Material to process:
******

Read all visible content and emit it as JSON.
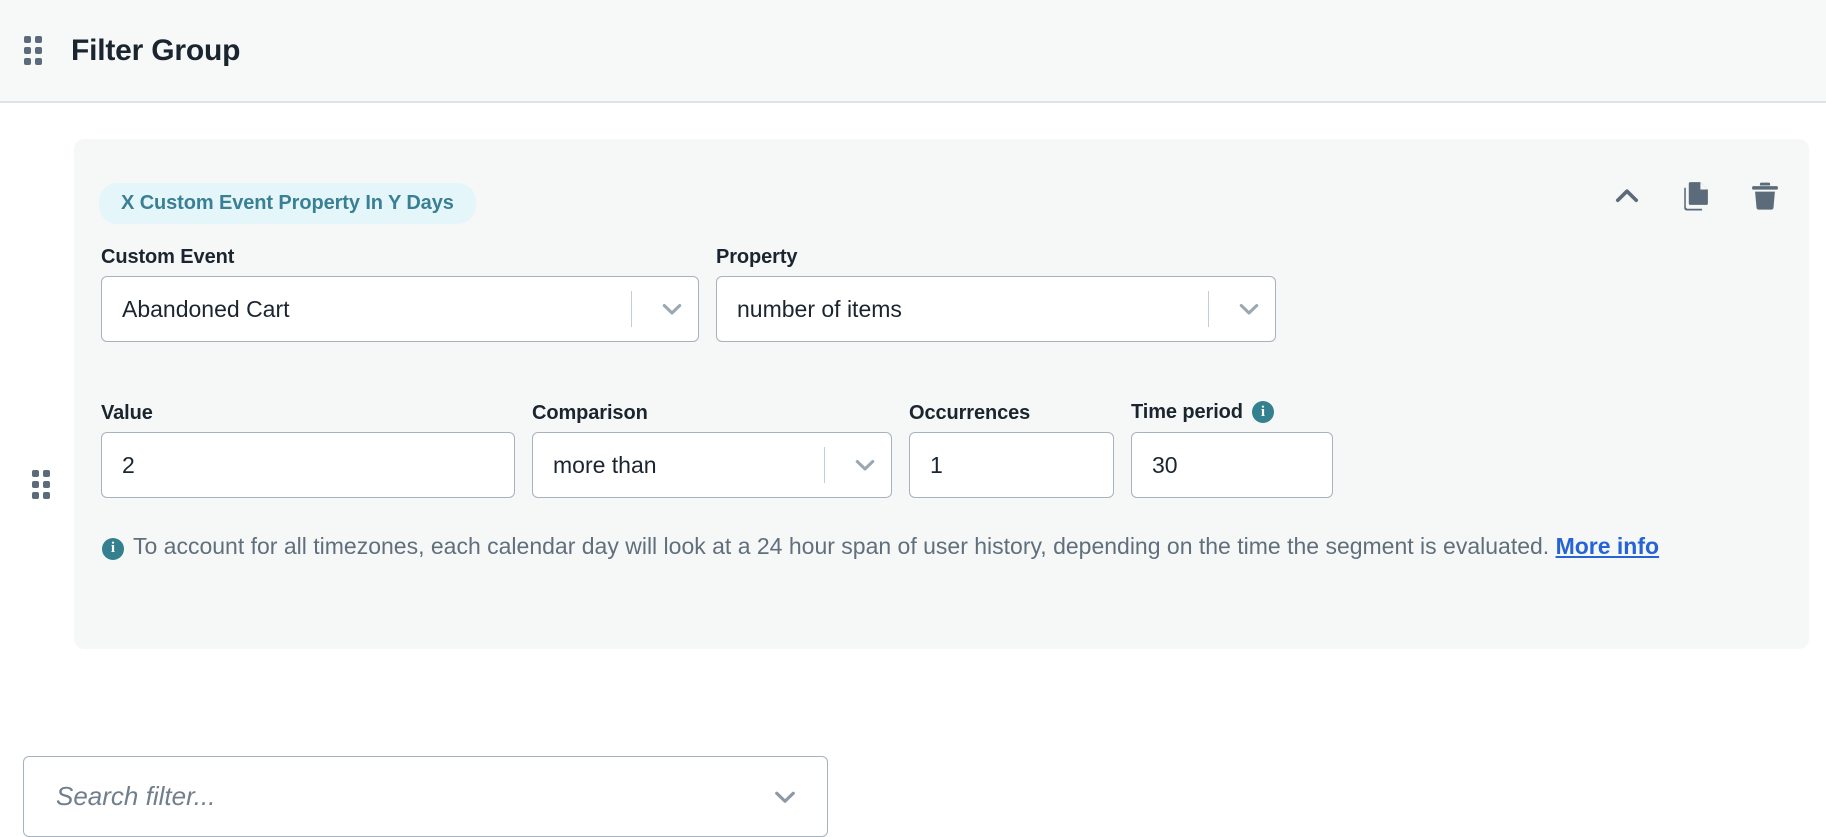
{
  "header": {
    "title": "Filter Group",
    "drag_handle_icon": "drag-grid-icon"
  },
  "filter_card": {
    "badge_label": "X Custom Event Property In Y Days",
    "actions": [
      {
        "name": "collapse-button",
        "icon": "chevron-up-icon",
        "label": "Collapse"
      },
      {
        "name": "duplicate-button",
        "icon": "copy-icon",
        "label": "Duplicate"
      },
      {
        "name": "delete-button",
        "icon": "trash-icon",
        "label": "Delete"
      }
    ],
    "fields": {
      "custom_event": {
        "label": "Custom Event",
        "value": "Abandoned Cart",
        "icon": "chevron-down-icon"
      },
      "property": {
        "label": "Property",
        "value": "number of items",
        "icon": "chevron-down-icon"
      },
      "value": {
        "label": "Value",
        "value": "2"
      },
      "comparison": {
        "label": "Comparison",
        "value": "more than",
        "icon": "chevron-down-icon"
      },
      "occurrences": {
        "label": "Occurrences",
        "value": "1"
      },
      "time_period": {
        "label": "Time period",
        "value": "30",
        "info_icon": "info-icon"
      }
    },
    "helper": {
      "icon": "info-icon",
      "text": "To account for all timezones, each calendar day will look at a 24 hour span of user history, depending on the time the segment is evaluated.",
      "link_label": "More info"
    }
  },
  "search_filter": {
    "placeholder": "Search filter...",
    "value": "",
    "icon": "chevron-down-icon"
  },
  "colors": {
    "badge_bg": "#e5f6fa",
    "badge_text": "#3a8095",
    "card_bg": "#f6f8f8",
    "header_bg": "#f7f9f9",
    "info_teal": "#35808f",
    "link_blue": "#2563d6",
    "border": "#a6b3bd",
    "text_dark": "#1b2530",
    "text_muted": "#616f7d"
  }
}
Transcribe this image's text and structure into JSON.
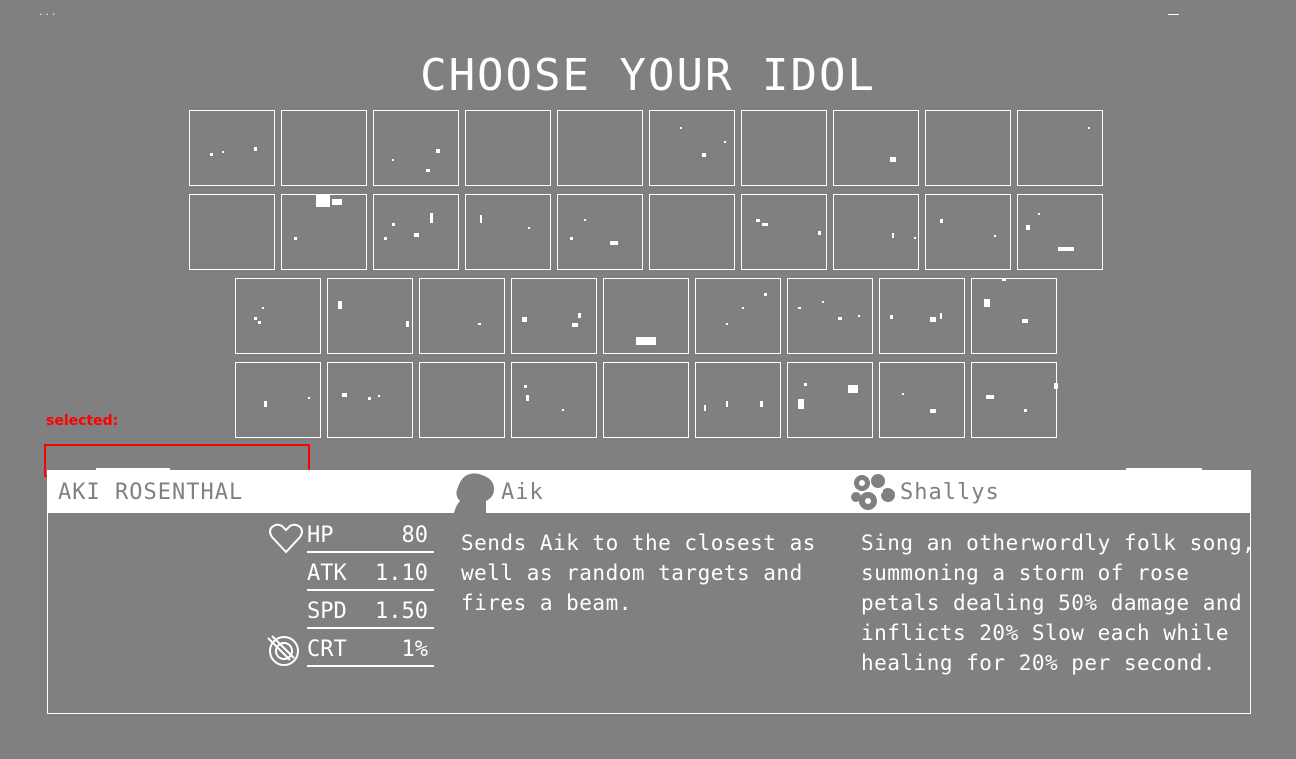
{
  "window": {
    "corner_text": "...",
    "accent": "#ff0000",
    "background": "#808080"
  },
  "title": "CHOOSE YOUR IDOL",
  "roster": {
    "rows": 4,
    "slots": 38
  },
  "selection": {
    "label": "selected:",
    "current": ""
  },
  "idol": {
    "name": "AKI ROSENTHAL",
    "stats": [
      {
        "label": "HP",
        "value": "80",
        "icon": "heart-icon"
      },
      {
        "label": "ATK",
        "value": "1.10",
        "icon": ""
      },
      {
        "label": "SPD",
        "value": "1.50",
        "icon": ""
      },
      {
        "label": "CRT",
        "value": "1%",
        "icon": "crit-target-icon"
      }
    ]
  },
  "skills": [
    {
      "name": "Aik",
      "icon": "aik-silhouette-icon",
      "description": "Sends Aik to the closest as\nwell as random targets and\nfires a beam."
    },
    {
      "name": "Shallys",
      "icon": "rose-petal-icon",
      "description": "Sing an otherwordly folk song,\nsummoning a storm of rose\npetals dealing 50% damage and\ninflicts 20% Slow each while\nhealing for 20% per second."
    }
  ]
}
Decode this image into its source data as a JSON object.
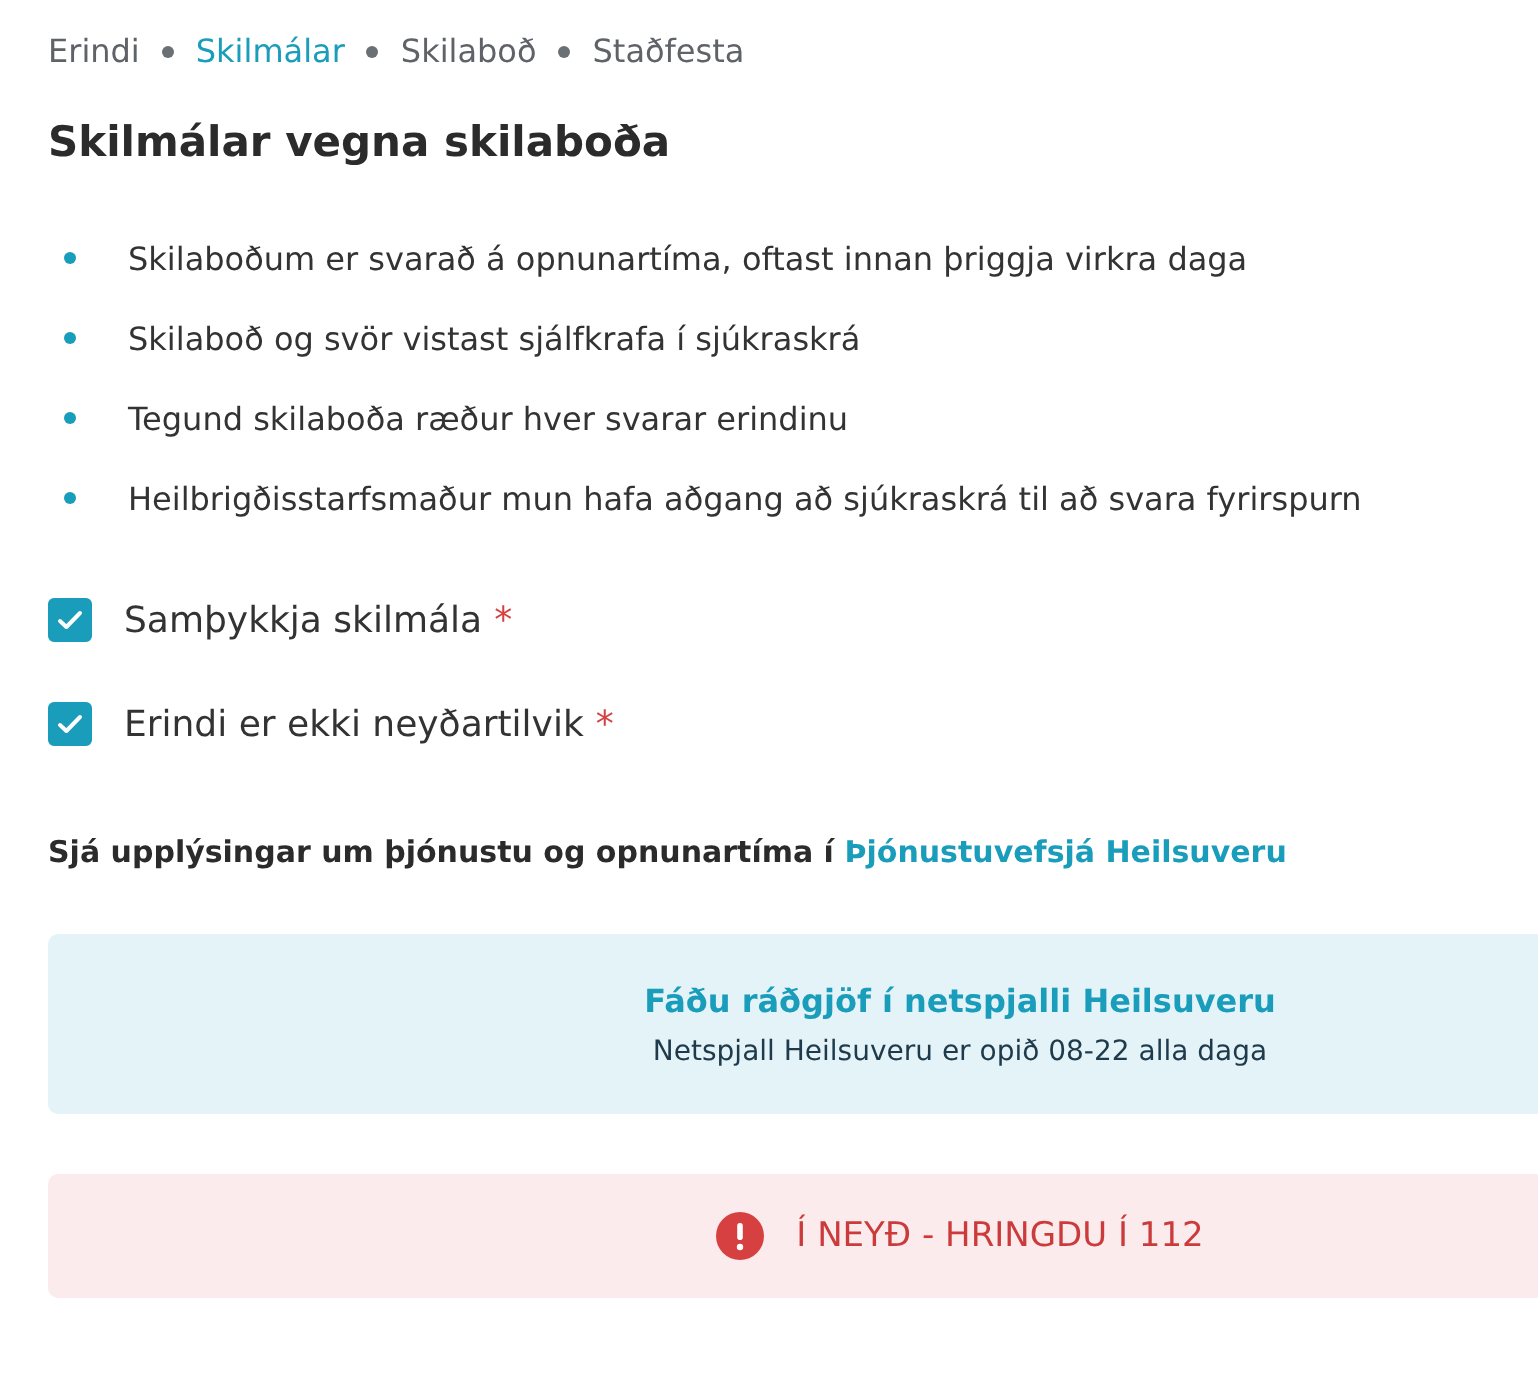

******

Challenge: Transcribe all the lines above exactly, apart from the pictures.

Finished exercise:
Read all visible content and emit it as JSON.
{
  "header": {
    "title": "Filter Group",
    "drag_handle_icon": "drag-grid-icon"
  },
  "filter_card": {
    "badge_label": "X Custom Event Property In Y Days",
    "actions": [
      {
        "name": "collapse-button",
        "icon": "chevron-up-icon",
        "label": "Collapse"
      },
      {
        "name": "duplicate-button",
        "icon": "copy-icon",
        "label": "Duplicate"
      },
      {
        "name": "delete-button",
        "icon": "trash-icon",
        "label": "Delete"
      }
    ],
    "fields": {
      "custom_event": {
        "label": "Custom Event",
        "value": "Abandoned Cart",
        "icon": "chevron-down-icon"
      },
      "property": {
        "label": "Property",
        "value": "number of items",
        "icon": "chevron-down-icon"
      },
      "value": {
        "label": "Value",
        "value": "2"
      },
      "comparison": {
        "label": "Comparison",
        "value": "more than",
        "icon": "chevron-down-icon"
      },
      "occurrences": {
        "label": "Occurrences",
        "value": "1"
      },
      "time_period": {
        "label": "Time period",
        "value": "30",
        "info_icon": "info-icon"
      }
    },
    "helper": {
      "icon": "info-icon",
      "text": "To account for all timezones, each calendar day will look at a 24 hour span of user history, depending on the time the segment is evaluated.",
      "link_label": "More info"
    }
  },
  "search_filter": {
    "placeholder": "Search filter...",
    "value": "",
    "icon": "chevron-down-icon"
  },
  "colors": {
    "badge_bg": "#e5f6fa",
    "badge_text": "#3a8095",
    "card_bg": "#f6f8f8",
    "header_bg": "#f7f9f9",
    "info_teal": "#35808f",
    "link_blue": "#2563d6",
    "border": "#a6b3bd",
    "text_dark": "#1b2530",
    "text_muted": "#616f7d"
  }
}
Transcribe this image's text and structure into JSON.
{
  "window": {
    "corner_text": "...",
    "accent": "#ff0000",
    "background": "#808080"
  },
  "title": "CHOOSE YOUR IDOL",
  "roster": {
    "rows": 4,
    "slots": 38
  },
  "selection": {
    "label": "selected:",
    "current": ""
  },
  "idol": {
    "name": "AKI ROSENTHAL",
    "stats": [
      {
        "label": "HP",
        "value": "80",
        "icon": "heart-icon"
      },
      {
        "label": "ATK",
        "value": "1.10",
        "icon": ""
      },
      {
        "label": "SPD",
        "value": "1.50",
        "icon": ""
      },
      {
        "label": "CRT",
        "value": "1%",
        "icon": "crit-target-icon"
      }
    ]
  },
  "skills": [
    {
      "name": "Aik",
      "icon": "aik-silhouette-icon",
      "description": "Sends Aik to the closest as\nwell as random targets and\nfires a beam."
    },
    {
      "name": "Shallys",
      "icon": "rose-petal-icon",
      "description": "Sing an otherwordly folk song,\nsummoning a storm of rose\npetals dealing 50% damage and\ninflicts 20% Slow each while\nhealing for 20% per second."
    }
  ]
}
Decode this image into its source data as a JSON object.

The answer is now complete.